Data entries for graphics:
============================================================

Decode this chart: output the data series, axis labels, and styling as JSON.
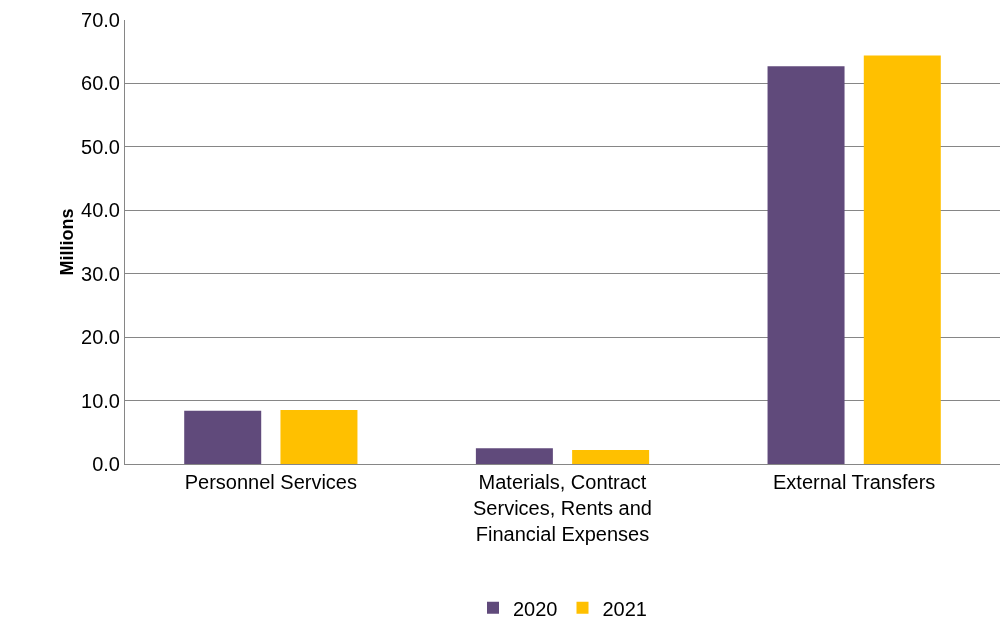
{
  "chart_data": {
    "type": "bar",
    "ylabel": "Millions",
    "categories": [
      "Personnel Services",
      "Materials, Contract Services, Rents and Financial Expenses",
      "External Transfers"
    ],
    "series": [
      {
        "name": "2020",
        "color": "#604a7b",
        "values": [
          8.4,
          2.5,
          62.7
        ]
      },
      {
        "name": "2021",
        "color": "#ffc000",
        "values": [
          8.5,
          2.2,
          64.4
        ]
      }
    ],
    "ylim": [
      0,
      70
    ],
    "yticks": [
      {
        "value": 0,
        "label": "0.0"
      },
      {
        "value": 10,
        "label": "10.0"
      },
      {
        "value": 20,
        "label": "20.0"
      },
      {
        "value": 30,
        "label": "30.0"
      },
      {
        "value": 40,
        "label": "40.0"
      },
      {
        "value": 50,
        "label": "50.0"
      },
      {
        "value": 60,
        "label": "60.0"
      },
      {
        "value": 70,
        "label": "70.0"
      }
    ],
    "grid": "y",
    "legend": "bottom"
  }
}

============================================================

__WHAT IS NEEDED__
Reproduce each entry precisely. Leave the pictures out.

__COMPLETE OUTPUT__
Decode this chart: output the data series, axis labels, and styling as JSON.
{
  "chart_data": {
    "type": "bar",
    "ylabel": "Millions",
    "categories": [
      "Personnel Services",
      "Materials, Contract Services, Rents and Financial Expenses",
      "External Transfers"
    ],
    "series": [
      {
        "name": "2020",
        "color": "#604a7b",
        "values": [
          8.4,
          2.5,
          62.7
        ]
      },
      {
        "name": "2021",
        "color": "#ffc000",
        "values": [
          8.5,
          2.2,
          64.4
        ]
      }
    ],
    "ylim": [
      0,
      70
    ],
    "yticks": [
      {
        "value": 0,
        "label": "0.0"
      },
      {
        "value": 10,
        "label": "10.0"
      },
      {
        "value": 20,
        "label": "20.0"
      },
      {
        "value": 30,
        "label": "30.0"
      },
      {
        "value": 40,
        "label": "40.0"
      },
      {
        "value": 50,
        "label": "50.0"
      },
      {
        "value": 60,
        "label": "60.0"
      },
      {
        "value": 70,
        "label": "70.0"
      }
    ],
    "grid": "y",
    "legend": "bottom"
  }
}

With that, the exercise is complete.